Reproduce the records below exactly, leaving out any pictures.

▶ [GIVEN ENTRIES]
= = = = = = =

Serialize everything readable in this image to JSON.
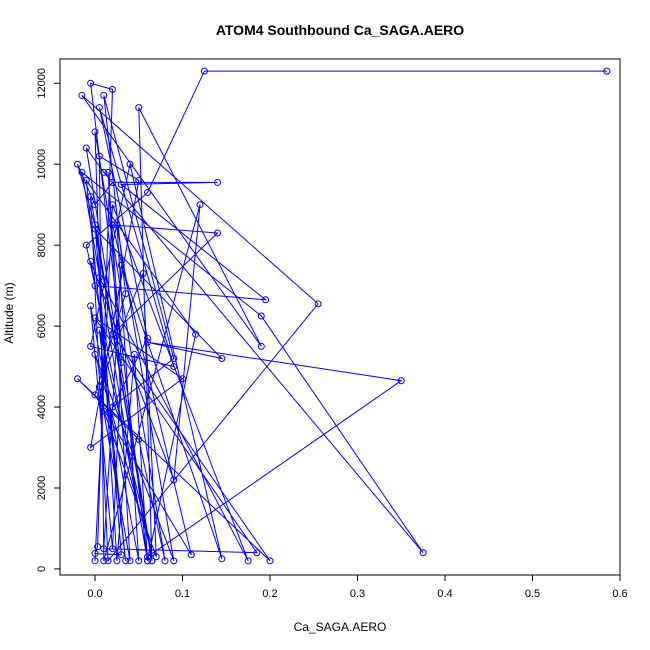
{
  "chart_data": {
    "type": "line",
    "title": "ATOM4 Southbound Ca_SAGA.AERO",
    "xlabel": "Ca_SAGA.AERO",
    "ylabel": "Altitude (m)",
    "xlim": [
      -0.04,
      0.6
    ],
    "ylim": [
      -150,
      12600
    ],
    "xticks": [
      0.0,
      0.1,
      0.2,
      0.3,
      0.4,
      0.5,
      0.6
    ],
    "xtick_labels": [
      "0.0",
      "0.1",
      "0.2",
      "0.3",
      "0.4",
      "0.5",
      "0.6"
    ],
    "yticks": [
      0,
      2000,
      4000,
      6000,
      8000,
      10000,
      12000
    ],
    "ytick_labels": [
      "0",
      "2000",
      "4000",
      "6000",
      "8000",
      "10000",
      "12000"
    ],
    "grid": false,
    "legend": "none",
    "series": [
      {
        "color": "#0000ff",
        "marker": "open-circle",
        "line": true,
        "points": [
          [
            0.585,
            12300
          ],
          [
            0.125,
            12300
          ],
          [
            0.06,
            9300
          ],
          [
            -0.01,
            8000
          ],
          [
            0.0,
            7000
          ],
          [
            0.195,
            6650
          ],
          [
            0.03,
            9500
          ],
          [
            0.14,
            9550
          ],
          [
            0.02,
            9550
          ],
          [
            0.0,
            9000
          ],
          [
            -0.02,
            10000
          ],
          [
            0.0,
            8500
          ],
          [
            0.03,
            350
          ],
          [
            0.0,
            380
          ],
          [
            0.003,
            550
          ],
          [
            0.02,
            11850
          ],
          [
            -0.005,
            12000
          ],
          [
            0.06,
            200
          ],
          [
            -0.015,
            9800
          ],
          [
            0.19,
            6250
          ],
          [
            0.375,
            400
          ],
          [
            0.01,
            9800
          ],
          [
            -0.01,
            10400
          ],
          [
            0.065,
            200
          ],
          [
            0.05,
            11400
          ],
          [
            0.19,
            5500
          ],
          [
            -0.015,
            11700
          ],
          [
            0.255,
            6550
          ],
          [
            0.015,
            200
          ],
          [
            -0.005,
            9200
          ],
          [
            0.065,
            200
          ],
          [
            0.0,
            8400
          ],
          [
            0.145,
            5200
          ],
          [
            0.06,
            5600
          ],
          [
            0.35,
            4650
          ],
          [
            0.06,
            300
          ],
          [
            -0.005,
            7600
          ],
          [
            0.09,
            2200
          ],
          [
            0.12,
            9000
          ],
          [
            0.01,
            200
          ],
          [
            0.005,
            10200
          ],
          [
            0.05,
            9600
          ],
          [
            -0.005,
            3000
          ],
          [
            0.1,
            4700
          ],
          [
            0.0,
            6200
          ],
          [
            0.185,
            400
          ],
          [
            0.01,
            500
          ],
          [
            0.03,
            7500
          ],
          [
            0.145,
            250
          ],
          [
            0.04,
            10000
          ],
          [
            -0.005,
            5500
          ],
          [
            0.09,
            5000
          ],
          [
            0.005,
            11400
          ],
          [
            0.06,
            5700
          ],
          [
            0.02,
            4000
          ],
          [
            0.09,
            5200
          ],
          [
            0.01,
            11700
          ],
          [
            0.035,
            6800
          ],
          [
            0.0,
            4300
          ],
          [
            0.11,
            350
          ],
          [
            0.02,
            8500
          ],
          [
            0.14,
            8300
          ],
          [
            0.02,
            5800
          ],
          [
            0.2,
            200
          ],
          [
            -0.02,
            4700
          ],
          [
            0.05,
            3200
          ],
          [
            0.08,
            200
          ],
          [
            0.0,
            10800
          ],
          [
            0.01,
            3900
          ],
          [
            0.07,
            300
          ],
          [
            0.055,
            7300
          ],
          [
            0.005,
            4500
          ],
          [
            0.04,
            200
          ],
          [
            0.015,
            9800
          ],
          [
            0.03,
            5100
          ],
          [
            0.02,
            500
          ],
          [
            -0.005,
            6500
          ],
          [
            0.05,
            200
          ],
          [
            0.025,
            8500
          ],
          [
            0.09,
            200
          ],
          [
            0.0,
            5300
          ],
          [
            0.065,
            400
          ],
          [
            0.005,
            5900
          ],
          [
            0.035,
            200
          ],
          [
            -0.01,
            9600
          ],
          [
            0.115,
            5800
          ],
          [
            0.06,
            200
          ],
          [
            0.045,
            5300
          ],
          [
            0.025,
            200
          ],
          [
            0.005,
            7200
          ],
          [
            0.175,
            200
          ],
          [
            0.02,
            9000
          ],
          [
            0.0,
            200
          ]
        ]
      }
    ]
  }
}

= = = = = = =

▶ [WRITTEN REPLY]
Serialize everything readable in this image to JSON.
{
  "chart_data": {
    "type": "line",
    "title": "ATOM4 Southbound Ca_SAGA.AERO",
    "xlabel": "Ca_SAGA.AERO",
    "ylabel": "Altitude (m)",
    "xlim": [
      -0.04,
      0.6
    ],
    "ylim": [
      -150,
      12600
    ],
    "xticks": [
      0.0,
      0.1,
      0.2,
      0.3,
      0.4,
      0.5,
      0.6
    ],
    "xtick_labels": [
      "0.0",
      "0.1",
      "0.2",
      "0.3",
      "0.4",
      "0.5",
      "0.6"
    ],
    "yticks": [
      0,
      2000,
      4000,
      6000,
      8000,
      10000,
      12000
    ],
    "ytick_labels": [
      "0",
      "2000",
      "4000",
      "6000",
      "8000",
      "10000",
      "12000"
    ],
    "grid": false,
    "legend": "none",
    "series": [
      {
        "color": "#0000ff",
        "marker": "open-circle",
        "line": true,
        "points": [
          [
            0.585,
            12300
          ],
          [
            0.125,
            12300
          ],
          [
            0.06,
            9300
          ],
          [
            -0.01,
            8000
          ],
          [
            0.0,
            7000
          ],
          [
            0.195,
            6650
          ],
          [
            0.03,
            9500
          ],
          [
            0.14,
            9550
          ],
          [
            0.02,
            9550
          ],
          [
            0.0,
            9000
          ],
          [
            -0.02,
            10000
          ],
          [
            0.0,
            8500
          ],
          [
            0.03,
            350
          ],
          [
            0.0,
            380
          ],
          [
            0.003,
            550
          ],
          [
            0.02,
            11850
          ],
          [
            -0.005,
            12000
          ],
          [
            0.06,
            200
          ],
          [
            -0.015,
            9800
          ],
          [
            0.19,
            6250
          ],
          [
            0.375,
            400
          ],
          [
            0.01,
            9800
          ],
          [
            -0.01,
            10400
          ],
          [
            0.065,
            200
          ],
          [
            0.05,
            11400
          ],
          [
            0.19,
            5500
          ],
          [
            -0.015,
            11700
          ],
          [
            0.255,
            6550
          ],
          [
            0.015,
            200
          ],
          [
            -0.005,
            9200
          ],
          [
            0.065,
            200
          ],
          [
            0.0,
            8400
          ],
          [
            0.145,
            5200
          ],
          [
            0.06,
            5600
          ],
          [
            0.35,
            4650
          ],
          [
            0.06,
            300
          ],
          [
            -0.005,
            7600
          ],
          [
            0.09,
            2200
          ],
          [
            0.12,
            9000
          ],
          [
            0.01,
            200
          ],
          [
            0.005,
            10200
          ],
          [
            0.05,
            9600
          ],
          [
            -0.005,
            3000
          ],
          [
            0.1,
            4700
          ],
          [
            0.0,
            6200
          ],
          [
            0.185,
            400
          ],
          [
            0.01,
            500
          ],
          [
            0.03,
            7500
          ],
          [
            0.145,
            250
          ],
          [
            0.04,
            10000
          ],
          [
            -0.005,
            5500
          ],
          [
            0.09,
            5000
          ],
          [
            0.005,
            11400
          ],
          [
            0.06,
            5700
          ],
          [
            0.02,
            4000
          ],
          [
            0.09,
            5200
          ],
          [
            0.01,
            11700
          ],
          [
            0.035,
            6800
          ],
          [
            0.0,
            4300
          ],
          [
            0.11,
            350
          ],
          [
            0.02,
            8500
          ],
          [
            0.14,
            8300
          ],
          [
            0.02,
            5800
          ],
          [
            0.2,
            200
          ],
          [
            -0.02,
            4700
          ],
          [
            0.05,
            3200
          ],
          [
            0.08,
            200
          ],
          [
            0.0,
            10800
          ],
          [
            0.01,
            3900
          ],
          [
            0.07,
            300
          ],
          [
            0.055,
            7300
          ],
          [
            0.005,
            4500
          ],
          [
            0.04,
            200
          ],
          [
            0.015,
            9800
          ],
          [
            0.03,
            5100
          ],
          [
            0.02,
            500
          ],
          [
            -0.005,
            6500
          ],
          [
            0.05,
            200
          ],
          [
            0.025,
            8500
          ],
          [
            0.09,
            200
          ],
          [
            0.0,
            5300
          ],
          [
            0.065,
            400
          ],
          [
            0.005,
            5900
          ],
          [
            0.035,
            200
          ],
          [
            -0.01,
            9600
          ],
          [
            0.115,
            5800
          ],
          [
            0.06,
            200
          ],
          [
            0.045,
            5300
          ],
          [
            0.025,
            200
          ],
          [
            0.005,
            7200
          ],
          [
            0.175,
            200
          ],
          [
            0.02,
            9000
          ],
          [
            0.0,
            200
          ]
        ]
      }
    ]
  }
}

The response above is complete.